Start EXTRACTED RECORDS

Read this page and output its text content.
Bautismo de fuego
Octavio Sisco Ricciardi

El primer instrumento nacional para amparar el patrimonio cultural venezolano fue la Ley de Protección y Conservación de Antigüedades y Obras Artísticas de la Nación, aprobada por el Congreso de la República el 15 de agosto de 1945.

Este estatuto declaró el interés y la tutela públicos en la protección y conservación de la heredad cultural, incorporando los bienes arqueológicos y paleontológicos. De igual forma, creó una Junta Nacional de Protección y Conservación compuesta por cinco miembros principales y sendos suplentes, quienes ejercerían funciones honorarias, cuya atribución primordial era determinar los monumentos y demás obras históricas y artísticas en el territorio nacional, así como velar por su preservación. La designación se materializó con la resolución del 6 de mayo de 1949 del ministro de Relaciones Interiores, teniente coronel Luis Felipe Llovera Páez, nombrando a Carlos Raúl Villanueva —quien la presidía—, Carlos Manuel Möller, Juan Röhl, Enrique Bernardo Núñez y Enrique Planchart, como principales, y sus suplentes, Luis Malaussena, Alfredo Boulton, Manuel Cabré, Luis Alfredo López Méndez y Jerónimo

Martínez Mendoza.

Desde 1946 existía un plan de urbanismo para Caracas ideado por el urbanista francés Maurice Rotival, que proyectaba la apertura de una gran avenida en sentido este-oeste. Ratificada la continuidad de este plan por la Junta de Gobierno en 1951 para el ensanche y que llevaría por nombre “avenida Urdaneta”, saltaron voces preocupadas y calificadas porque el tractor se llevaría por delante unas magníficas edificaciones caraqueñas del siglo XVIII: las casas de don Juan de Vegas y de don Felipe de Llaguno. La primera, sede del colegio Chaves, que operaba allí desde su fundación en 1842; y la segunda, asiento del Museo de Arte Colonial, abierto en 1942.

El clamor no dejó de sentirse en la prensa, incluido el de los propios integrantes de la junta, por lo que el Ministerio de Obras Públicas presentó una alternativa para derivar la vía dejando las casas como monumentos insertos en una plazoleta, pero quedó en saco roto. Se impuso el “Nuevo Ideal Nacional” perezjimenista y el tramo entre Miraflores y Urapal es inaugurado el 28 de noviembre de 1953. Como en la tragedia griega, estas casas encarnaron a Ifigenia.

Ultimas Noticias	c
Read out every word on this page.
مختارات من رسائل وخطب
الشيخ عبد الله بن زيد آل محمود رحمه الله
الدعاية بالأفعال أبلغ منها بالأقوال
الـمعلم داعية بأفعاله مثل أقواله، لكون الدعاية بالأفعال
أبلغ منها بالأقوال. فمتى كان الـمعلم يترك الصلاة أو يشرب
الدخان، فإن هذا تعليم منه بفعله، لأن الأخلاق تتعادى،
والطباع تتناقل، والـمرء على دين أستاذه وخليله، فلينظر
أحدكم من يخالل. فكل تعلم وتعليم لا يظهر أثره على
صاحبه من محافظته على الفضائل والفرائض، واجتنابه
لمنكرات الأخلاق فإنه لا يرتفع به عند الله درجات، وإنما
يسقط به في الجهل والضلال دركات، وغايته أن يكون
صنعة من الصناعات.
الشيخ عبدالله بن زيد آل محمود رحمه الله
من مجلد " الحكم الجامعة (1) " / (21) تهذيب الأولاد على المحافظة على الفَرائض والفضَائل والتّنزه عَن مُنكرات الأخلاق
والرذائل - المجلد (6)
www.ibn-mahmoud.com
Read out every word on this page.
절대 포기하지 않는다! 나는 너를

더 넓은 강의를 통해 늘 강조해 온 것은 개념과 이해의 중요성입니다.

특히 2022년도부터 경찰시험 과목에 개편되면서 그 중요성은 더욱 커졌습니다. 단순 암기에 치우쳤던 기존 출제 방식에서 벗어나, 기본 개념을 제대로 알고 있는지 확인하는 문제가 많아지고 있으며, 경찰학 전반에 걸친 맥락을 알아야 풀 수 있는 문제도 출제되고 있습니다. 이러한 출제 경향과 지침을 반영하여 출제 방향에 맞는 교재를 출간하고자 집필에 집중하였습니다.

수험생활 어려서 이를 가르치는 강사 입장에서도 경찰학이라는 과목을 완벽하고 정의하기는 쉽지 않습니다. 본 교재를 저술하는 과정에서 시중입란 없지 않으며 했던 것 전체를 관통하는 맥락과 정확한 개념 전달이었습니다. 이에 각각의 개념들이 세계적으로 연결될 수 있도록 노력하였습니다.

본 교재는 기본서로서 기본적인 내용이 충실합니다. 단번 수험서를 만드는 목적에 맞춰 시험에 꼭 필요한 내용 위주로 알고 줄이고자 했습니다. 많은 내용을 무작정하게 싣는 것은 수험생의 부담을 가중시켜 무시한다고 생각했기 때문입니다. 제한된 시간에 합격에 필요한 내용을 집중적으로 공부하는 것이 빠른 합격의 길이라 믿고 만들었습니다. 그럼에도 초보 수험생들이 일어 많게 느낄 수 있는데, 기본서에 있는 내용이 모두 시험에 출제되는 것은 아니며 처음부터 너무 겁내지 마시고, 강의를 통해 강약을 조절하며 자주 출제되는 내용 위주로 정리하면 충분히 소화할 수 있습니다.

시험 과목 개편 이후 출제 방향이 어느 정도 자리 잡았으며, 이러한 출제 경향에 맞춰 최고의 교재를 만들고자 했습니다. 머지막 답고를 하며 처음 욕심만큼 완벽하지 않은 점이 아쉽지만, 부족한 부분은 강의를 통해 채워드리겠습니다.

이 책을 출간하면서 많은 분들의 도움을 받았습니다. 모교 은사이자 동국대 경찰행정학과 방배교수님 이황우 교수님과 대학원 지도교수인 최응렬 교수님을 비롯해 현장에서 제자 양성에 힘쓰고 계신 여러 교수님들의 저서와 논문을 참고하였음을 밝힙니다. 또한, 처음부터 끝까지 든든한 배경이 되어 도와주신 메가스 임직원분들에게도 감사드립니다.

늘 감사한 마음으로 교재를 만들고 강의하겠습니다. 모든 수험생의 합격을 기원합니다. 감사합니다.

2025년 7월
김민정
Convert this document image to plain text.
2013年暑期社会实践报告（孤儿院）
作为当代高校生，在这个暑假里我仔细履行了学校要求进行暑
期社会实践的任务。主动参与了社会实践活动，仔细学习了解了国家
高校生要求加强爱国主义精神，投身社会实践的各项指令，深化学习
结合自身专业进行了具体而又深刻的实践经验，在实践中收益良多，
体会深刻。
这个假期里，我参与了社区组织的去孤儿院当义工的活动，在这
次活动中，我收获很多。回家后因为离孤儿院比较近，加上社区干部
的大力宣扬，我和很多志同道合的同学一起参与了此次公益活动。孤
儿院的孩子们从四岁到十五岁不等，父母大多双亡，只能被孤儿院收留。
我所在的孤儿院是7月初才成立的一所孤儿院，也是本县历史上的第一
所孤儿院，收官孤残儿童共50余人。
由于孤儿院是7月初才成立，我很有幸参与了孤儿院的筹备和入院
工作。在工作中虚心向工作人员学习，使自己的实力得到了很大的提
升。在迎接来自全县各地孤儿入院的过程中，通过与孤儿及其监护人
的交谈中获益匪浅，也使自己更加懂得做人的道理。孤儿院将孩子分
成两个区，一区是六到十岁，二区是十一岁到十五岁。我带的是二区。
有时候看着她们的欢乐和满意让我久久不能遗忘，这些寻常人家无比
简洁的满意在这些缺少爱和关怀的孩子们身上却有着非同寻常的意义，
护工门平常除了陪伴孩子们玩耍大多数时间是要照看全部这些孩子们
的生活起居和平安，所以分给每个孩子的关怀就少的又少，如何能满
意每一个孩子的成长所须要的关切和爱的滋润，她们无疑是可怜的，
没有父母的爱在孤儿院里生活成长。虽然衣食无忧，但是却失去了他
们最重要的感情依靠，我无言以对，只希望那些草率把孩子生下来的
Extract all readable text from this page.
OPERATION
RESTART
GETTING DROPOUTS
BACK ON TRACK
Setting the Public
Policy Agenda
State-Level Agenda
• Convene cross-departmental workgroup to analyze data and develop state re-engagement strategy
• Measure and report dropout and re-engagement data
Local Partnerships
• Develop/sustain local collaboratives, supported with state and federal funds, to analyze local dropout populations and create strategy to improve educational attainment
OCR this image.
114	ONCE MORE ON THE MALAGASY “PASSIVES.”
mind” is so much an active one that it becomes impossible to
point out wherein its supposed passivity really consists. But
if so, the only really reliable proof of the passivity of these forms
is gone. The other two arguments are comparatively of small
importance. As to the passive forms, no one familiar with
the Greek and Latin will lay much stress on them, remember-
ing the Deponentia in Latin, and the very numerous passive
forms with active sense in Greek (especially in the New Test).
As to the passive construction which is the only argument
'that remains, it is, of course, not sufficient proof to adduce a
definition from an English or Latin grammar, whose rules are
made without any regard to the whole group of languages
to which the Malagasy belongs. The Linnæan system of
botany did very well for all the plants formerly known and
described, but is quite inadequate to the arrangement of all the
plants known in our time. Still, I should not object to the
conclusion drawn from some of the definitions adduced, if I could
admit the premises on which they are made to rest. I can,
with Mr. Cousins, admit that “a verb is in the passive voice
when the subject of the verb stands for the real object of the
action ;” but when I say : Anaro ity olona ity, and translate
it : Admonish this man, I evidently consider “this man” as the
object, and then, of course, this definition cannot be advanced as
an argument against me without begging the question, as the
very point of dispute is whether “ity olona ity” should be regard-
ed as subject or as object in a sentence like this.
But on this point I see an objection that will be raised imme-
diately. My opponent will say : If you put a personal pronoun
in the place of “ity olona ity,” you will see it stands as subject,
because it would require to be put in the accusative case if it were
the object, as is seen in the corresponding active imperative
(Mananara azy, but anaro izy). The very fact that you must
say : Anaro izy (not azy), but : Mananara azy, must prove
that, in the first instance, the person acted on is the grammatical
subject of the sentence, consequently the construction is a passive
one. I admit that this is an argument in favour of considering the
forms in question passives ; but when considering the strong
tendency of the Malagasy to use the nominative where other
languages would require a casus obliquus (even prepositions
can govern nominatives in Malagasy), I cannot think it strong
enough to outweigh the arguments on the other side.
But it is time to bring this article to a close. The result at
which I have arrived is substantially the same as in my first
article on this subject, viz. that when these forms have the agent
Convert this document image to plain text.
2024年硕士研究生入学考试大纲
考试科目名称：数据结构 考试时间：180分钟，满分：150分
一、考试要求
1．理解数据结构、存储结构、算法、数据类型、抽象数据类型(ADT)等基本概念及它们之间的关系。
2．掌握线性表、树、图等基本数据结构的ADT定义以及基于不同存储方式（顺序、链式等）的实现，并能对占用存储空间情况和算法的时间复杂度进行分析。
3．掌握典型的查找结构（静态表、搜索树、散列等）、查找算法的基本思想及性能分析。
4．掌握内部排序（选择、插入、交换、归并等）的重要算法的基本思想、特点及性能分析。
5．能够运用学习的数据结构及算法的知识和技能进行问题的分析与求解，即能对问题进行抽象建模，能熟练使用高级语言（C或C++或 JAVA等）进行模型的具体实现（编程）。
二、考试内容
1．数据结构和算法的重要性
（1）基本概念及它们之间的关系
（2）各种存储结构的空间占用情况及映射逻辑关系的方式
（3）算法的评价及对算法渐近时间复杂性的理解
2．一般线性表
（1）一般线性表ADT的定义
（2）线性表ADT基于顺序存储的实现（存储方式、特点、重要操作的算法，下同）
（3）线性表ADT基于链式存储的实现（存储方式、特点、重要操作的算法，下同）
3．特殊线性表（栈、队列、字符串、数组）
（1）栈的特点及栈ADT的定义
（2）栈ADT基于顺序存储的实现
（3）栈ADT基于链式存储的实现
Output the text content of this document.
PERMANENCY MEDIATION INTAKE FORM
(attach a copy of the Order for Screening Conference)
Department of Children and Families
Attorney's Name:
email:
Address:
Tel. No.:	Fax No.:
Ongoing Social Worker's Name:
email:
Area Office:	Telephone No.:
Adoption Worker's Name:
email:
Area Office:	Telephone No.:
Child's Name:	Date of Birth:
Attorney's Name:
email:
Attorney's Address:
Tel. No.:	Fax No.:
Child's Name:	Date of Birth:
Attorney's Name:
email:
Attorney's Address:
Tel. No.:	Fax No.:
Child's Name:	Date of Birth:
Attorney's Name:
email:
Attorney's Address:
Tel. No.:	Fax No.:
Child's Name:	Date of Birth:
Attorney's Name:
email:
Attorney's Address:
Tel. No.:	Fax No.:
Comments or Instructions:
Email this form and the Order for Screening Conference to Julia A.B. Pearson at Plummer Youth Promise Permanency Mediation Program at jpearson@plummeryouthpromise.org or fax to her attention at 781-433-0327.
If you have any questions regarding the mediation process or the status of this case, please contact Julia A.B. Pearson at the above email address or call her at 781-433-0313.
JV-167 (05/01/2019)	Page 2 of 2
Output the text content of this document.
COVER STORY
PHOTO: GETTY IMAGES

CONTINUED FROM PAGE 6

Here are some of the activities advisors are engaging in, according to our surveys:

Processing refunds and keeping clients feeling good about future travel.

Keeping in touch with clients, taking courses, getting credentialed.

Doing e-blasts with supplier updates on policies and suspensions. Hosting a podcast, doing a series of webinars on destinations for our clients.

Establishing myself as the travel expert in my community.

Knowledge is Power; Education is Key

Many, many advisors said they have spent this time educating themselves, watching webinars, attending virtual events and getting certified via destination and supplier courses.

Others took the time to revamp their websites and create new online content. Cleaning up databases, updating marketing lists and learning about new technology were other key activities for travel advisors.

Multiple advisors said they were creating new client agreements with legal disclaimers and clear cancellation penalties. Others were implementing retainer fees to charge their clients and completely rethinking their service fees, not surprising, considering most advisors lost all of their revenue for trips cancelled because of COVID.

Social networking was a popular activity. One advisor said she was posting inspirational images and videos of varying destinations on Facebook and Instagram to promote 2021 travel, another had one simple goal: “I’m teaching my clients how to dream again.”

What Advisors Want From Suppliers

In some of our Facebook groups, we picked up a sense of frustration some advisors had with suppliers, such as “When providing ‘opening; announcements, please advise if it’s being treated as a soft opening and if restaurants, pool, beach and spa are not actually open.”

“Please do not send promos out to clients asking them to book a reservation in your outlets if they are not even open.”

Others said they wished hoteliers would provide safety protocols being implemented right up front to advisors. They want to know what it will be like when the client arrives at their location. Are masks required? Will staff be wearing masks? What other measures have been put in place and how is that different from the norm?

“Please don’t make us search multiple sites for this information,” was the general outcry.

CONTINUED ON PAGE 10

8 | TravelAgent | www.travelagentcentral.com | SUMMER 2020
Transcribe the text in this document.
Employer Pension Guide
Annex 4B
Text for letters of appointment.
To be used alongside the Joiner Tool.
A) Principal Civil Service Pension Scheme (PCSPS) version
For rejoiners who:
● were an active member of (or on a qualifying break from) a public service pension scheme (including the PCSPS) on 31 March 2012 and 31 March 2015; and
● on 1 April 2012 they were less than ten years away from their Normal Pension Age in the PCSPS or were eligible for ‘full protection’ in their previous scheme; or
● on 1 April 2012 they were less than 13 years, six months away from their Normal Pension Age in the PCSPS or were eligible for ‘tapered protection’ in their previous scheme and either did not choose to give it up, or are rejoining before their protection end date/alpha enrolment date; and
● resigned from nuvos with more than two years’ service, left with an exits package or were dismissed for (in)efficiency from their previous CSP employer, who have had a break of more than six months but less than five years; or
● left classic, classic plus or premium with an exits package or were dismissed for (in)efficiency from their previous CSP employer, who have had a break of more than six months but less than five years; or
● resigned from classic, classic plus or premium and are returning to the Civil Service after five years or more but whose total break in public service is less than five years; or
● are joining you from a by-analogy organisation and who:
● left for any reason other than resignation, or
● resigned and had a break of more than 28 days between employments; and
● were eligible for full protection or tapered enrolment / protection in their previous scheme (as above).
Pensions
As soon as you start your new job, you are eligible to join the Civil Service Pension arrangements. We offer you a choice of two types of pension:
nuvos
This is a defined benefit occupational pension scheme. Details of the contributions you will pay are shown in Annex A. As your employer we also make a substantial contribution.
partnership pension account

End EXTRACTED RECORDS

→ EXERCISE DETAILS
Return all lines containing the word "Conference".

→ SOLUTION BELOW
(attach a copy of the Order for Screening Conference)
Email this form and the Order for Screening Conference to Julia A.B. Pearson at Plummer Youth Promise Permanency Mediation Program at jpearson@plummeryouthpromise.org or fax to her attention at 781-433-0327.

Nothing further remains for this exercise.